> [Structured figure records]

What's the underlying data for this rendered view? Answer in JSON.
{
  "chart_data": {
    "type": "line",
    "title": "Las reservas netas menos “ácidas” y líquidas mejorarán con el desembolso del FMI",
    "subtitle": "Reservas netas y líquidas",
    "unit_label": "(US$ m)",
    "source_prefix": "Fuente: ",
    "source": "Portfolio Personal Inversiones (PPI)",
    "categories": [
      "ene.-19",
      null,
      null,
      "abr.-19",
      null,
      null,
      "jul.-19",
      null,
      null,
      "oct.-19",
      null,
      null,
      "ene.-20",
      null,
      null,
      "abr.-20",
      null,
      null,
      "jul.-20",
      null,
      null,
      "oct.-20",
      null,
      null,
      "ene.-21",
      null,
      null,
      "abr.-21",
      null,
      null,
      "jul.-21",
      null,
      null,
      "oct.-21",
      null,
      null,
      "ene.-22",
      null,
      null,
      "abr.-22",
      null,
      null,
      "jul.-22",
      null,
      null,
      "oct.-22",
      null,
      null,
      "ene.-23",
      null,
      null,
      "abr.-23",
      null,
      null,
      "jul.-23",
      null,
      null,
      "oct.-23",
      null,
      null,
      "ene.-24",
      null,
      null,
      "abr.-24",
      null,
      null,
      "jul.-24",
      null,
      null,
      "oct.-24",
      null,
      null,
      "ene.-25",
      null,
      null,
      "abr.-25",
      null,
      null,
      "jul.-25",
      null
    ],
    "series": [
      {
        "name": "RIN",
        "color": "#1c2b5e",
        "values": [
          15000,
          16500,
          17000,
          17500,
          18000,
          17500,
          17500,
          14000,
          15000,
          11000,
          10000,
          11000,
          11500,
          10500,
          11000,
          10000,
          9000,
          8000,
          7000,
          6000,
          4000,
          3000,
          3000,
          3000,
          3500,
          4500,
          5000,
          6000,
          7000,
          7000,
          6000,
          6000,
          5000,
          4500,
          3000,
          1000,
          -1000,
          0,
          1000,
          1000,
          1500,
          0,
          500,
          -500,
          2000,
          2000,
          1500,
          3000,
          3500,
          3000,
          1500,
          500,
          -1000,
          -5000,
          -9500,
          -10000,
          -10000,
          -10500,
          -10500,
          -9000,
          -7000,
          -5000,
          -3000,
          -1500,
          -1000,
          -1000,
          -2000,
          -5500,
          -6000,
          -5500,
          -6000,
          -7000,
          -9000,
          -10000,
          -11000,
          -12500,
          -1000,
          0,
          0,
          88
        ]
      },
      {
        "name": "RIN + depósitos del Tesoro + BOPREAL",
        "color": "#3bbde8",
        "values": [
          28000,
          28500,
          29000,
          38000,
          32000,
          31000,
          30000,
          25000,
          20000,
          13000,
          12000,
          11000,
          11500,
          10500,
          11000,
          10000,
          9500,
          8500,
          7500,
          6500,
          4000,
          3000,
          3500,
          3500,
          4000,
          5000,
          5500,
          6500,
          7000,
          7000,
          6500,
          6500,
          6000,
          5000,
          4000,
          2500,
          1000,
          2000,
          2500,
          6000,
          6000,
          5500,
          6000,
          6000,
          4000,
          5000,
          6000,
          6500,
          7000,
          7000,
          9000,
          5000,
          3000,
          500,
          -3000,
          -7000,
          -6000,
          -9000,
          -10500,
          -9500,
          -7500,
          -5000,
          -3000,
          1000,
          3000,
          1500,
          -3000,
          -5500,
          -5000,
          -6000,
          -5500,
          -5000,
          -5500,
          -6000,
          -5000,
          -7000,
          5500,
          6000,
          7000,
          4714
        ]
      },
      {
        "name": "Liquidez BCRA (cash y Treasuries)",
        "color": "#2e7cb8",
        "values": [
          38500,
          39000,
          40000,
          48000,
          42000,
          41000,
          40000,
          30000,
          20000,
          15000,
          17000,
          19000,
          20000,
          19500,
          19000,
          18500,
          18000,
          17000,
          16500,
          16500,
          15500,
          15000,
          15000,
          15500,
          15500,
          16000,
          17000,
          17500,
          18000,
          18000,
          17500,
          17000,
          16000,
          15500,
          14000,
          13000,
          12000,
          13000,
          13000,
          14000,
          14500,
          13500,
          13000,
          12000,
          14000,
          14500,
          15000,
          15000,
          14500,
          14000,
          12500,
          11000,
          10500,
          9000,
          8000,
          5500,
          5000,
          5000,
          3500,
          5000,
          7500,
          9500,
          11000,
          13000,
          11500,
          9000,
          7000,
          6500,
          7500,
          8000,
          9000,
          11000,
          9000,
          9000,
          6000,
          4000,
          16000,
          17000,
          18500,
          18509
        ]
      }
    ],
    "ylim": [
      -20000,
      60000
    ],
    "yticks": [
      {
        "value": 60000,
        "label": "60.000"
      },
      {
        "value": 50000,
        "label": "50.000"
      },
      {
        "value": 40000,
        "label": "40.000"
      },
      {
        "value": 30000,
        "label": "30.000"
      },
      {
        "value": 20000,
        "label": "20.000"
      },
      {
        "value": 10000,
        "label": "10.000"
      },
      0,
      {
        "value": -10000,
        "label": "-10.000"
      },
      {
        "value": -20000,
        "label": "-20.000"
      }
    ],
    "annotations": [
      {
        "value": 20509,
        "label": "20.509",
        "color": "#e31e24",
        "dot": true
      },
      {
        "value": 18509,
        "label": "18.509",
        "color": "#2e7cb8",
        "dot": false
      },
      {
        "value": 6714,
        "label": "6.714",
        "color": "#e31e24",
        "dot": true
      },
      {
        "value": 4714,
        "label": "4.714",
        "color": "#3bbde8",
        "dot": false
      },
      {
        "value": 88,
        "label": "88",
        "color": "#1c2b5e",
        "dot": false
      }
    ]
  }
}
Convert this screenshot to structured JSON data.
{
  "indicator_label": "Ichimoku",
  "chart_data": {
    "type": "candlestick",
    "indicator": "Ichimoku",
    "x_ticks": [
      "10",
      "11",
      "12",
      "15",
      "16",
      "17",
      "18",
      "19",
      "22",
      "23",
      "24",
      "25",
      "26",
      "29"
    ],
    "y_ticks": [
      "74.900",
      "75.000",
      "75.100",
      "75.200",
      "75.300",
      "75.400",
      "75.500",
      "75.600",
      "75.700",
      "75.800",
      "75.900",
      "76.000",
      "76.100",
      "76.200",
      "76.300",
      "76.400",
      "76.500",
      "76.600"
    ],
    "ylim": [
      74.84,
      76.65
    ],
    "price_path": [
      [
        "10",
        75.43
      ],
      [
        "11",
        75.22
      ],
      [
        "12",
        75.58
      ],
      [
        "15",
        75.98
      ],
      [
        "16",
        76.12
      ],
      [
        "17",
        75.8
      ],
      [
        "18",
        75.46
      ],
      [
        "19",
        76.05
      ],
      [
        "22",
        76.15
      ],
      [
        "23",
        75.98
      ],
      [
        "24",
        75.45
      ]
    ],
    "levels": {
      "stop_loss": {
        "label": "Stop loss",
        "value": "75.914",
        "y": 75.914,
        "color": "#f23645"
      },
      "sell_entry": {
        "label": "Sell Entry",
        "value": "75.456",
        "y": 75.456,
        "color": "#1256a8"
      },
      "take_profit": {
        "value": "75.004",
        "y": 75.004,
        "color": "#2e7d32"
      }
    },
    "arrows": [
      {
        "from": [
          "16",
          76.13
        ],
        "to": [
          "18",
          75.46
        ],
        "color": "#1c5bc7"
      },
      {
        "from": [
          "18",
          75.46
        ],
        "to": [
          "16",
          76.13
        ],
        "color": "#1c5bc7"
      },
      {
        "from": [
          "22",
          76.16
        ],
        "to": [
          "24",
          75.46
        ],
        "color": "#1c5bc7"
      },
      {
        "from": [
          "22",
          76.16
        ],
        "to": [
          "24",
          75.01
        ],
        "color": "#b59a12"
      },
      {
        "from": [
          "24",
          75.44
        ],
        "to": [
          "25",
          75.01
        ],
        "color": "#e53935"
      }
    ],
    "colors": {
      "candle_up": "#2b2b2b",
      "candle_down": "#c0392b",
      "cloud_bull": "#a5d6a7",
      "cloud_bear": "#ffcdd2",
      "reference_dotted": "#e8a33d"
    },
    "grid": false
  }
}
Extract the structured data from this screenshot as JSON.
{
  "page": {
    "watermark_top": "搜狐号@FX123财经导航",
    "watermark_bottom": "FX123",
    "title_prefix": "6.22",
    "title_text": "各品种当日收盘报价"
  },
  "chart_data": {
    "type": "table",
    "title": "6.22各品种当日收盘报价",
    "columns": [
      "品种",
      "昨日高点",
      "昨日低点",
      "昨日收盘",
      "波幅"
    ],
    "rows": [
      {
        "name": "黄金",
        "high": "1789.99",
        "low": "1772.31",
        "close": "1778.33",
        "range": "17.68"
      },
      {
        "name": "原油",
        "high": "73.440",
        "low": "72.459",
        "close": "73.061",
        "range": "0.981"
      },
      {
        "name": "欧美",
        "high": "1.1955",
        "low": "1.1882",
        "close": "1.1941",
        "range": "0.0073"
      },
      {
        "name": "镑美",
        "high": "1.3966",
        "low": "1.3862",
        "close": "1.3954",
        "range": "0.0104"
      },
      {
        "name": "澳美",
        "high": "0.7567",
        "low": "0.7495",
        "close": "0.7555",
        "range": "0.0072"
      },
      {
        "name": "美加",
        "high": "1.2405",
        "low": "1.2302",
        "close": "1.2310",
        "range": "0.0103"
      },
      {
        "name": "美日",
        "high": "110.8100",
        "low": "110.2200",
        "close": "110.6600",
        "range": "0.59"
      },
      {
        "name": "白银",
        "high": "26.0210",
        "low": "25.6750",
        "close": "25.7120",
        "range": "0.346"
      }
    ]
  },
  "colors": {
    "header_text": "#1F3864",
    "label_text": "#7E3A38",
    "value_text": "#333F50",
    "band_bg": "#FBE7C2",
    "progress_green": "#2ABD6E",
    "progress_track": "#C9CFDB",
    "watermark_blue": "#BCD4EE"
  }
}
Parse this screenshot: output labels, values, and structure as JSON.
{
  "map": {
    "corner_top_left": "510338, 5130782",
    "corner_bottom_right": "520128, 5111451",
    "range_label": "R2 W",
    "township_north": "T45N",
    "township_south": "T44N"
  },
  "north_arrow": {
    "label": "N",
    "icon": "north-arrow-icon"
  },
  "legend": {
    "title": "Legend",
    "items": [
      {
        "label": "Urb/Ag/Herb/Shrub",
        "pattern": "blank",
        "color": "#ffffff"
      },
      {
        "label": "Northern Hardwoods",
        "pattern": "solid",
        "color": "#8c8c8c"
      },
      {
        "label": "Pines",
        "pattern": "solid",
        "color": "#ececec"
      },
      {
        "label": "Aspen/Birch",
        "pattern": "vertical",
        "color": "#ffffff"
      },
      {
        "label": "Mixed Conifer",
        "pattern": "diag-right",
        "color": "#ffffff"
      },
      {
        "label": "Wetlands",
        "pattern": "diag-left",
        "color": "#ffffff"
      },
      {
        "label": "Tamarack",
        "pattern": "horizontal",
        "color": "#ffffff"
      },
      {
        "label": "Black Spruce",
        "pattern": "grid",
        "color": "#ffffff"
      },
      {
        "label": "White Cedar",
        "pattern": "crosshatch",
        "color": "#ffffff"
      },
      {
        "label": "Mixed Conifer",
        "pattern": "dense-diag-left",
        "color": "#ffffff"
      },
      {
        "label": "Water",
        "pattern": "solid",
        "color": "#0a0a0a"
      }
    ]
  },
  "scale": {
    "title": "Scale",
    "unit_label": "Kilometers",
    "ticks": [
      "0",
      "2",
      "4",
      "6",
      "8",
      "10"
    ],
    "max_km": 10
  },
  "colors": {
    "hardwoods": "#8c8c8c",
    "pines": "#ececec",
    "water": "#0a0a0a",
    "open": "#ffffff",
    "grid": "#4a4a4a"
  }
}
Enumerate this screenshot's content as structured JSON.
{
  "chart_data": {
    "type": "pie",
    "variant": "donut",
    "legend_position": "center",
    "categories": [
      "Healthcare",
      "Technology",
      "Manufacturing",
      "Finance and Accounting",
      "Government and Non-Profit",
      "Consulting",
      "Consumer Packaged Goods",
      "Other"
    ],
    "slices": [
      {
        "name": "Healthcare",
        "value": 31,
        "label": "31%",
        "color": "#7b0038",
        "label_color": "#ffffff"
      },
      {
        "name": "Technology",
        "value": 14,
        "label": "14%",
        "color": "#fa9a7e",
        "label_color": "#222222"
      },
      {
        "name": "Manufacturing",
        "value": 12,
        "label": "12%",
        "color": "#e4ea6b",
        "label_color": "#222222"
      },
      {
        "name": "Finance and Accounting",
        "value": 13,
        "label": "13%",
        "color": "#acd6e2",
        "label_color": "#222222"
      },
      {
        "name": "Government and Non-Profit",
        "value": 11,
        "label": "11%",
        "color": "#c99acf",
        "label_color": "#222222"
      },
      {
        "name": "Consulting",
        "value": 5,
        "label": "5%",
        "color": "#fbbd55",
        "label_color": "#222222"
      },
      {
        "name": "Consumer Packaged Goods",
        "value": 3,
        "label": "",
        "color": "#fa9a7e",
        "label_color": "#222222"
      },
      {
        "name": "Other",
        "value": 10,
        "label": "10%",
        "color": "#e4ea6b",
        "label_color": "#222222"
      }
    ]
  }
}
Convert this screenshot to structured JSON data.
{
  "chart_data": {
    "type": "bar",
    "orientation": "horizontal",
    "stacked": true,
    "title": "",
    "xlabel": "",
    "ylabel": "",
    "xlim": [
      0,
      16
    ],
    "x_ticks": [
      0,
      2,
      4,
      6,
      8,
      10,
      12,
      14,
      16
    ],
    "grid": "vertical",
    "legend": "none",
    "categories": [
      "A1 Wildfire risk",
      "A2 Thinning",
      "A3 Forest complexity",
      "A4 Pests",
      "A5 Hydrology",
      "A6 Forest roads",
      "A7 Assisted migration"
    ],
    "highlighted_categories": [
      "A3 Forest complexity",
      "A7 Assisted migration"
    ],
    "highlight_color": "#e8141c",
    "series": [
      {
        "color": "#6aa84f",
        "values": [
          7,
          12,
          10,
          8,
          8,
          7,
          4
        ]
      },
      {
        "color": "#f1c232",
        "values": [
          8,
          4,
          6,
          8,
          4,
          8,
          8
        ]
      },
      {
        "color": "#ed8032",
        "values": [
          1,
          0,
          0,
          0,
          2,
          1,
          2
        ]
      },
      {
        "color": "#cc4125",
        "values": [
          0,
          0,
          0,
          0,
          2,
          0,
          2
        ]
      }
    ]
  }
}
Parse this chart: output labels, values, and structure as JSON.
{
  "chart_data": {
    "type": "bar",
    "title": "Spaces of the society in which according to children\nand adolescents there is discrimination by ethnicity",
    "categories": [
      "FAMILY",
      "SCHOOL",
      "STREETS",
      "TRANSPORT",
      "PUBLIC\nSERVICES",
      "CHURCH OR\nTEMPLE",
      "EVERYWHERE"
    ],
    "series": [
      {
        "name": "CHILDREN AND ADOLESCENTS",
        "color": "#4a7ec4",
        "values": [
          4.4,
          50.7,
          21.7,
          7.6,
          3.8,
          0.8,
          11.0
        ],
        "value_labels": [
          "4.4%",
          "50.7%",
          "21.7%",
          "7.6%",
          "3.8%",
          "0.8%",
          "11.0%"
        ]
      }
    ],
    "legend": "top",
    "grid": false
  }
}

> [TASK GOAL] Reproduce each line of the material containing the word "Consumer".

> [SOLUTION]
      "Consumer Packaged Goods",
        "name": "Consumer Packaged Goods",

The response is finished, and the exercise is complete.